Exercise requirements:
Please output every line of the material as it stands, without the pictures.

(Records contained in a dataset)
+ + +

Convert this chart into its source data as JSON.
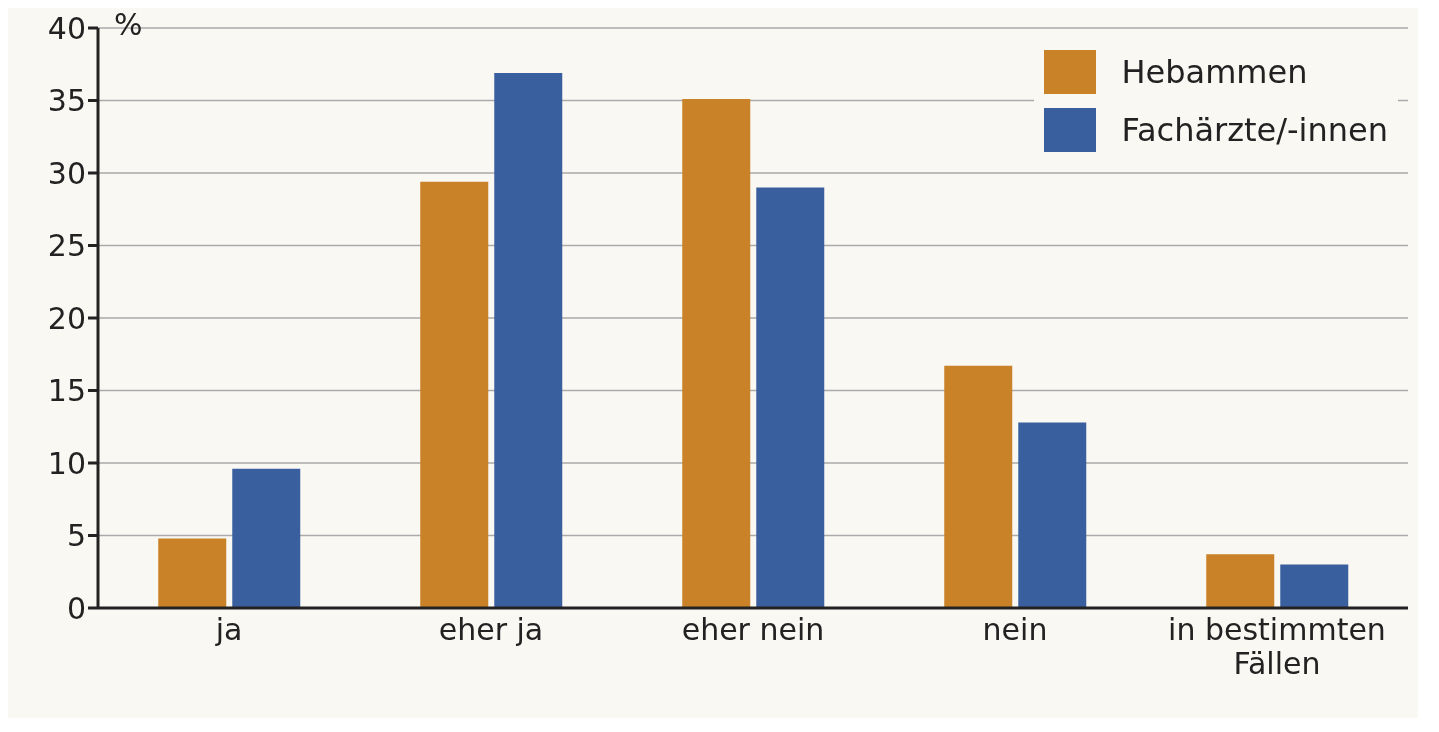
{
  "chart_data": {
    "type": "bar",
    "ylabel": "%",
    "categories": [
      "ja",
      "eher ja",
      "eher nein",
      "nein",
      "in bestimmten Fällen"
    ],
    "series": [
      {
        "name": "Hebammen",
        "color": "#c98227",
        "values": [
          4.8,
          29.4,
          35.1,
          16.7,
          3.7
        ]
      },
      {
        "name": "Fachärzte/-innen",
        "color": "#3a5f9f",
        "values": [
          9.6,
          36.9,
          29.0,
          12.8,
          3.0
        ]
      }
    ],
    "ylim": [
      0,
      40
    ],
    "yticks": [
      0,
      5,
      10,
      15,
      20,
      25,
      30,
      35,
      40
    ],
    "grid": "y",
    "legend": "top right"
  }
}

+ + +

Result of this exercise:
Convert this chart into its source data as JSON.
{
  "chart_data": {
    "type": "bar",
    "ylabel": "%",
    "categories": [
      "ja",
      "eher ja",
      "eher nein",
      "nein",
      "in bestimmten Fällen"
    ],
    "series": [
      {
        "name": "Hebammen",
        "color": "#c98227",
        "values": [
          4.8,
          29.4,
          35.1,
          16.7,
          3.7
        ]
      },
      {
        "name": "Fachärzte/-innen",
        "color": "#3a5f9f",
        "values": [
          9.6,
          36.9,
          29.0,
          12.8,
          3.0
        ]
      }
    ],
    "ylim": [
      0,
      40
    ],
    "yticks": [
      0,
      5,
      10,
      15,
      20,
      25,
      30,
      35,
      40
    ],
    "grid": "y",
    "legend": "top right"
  }
}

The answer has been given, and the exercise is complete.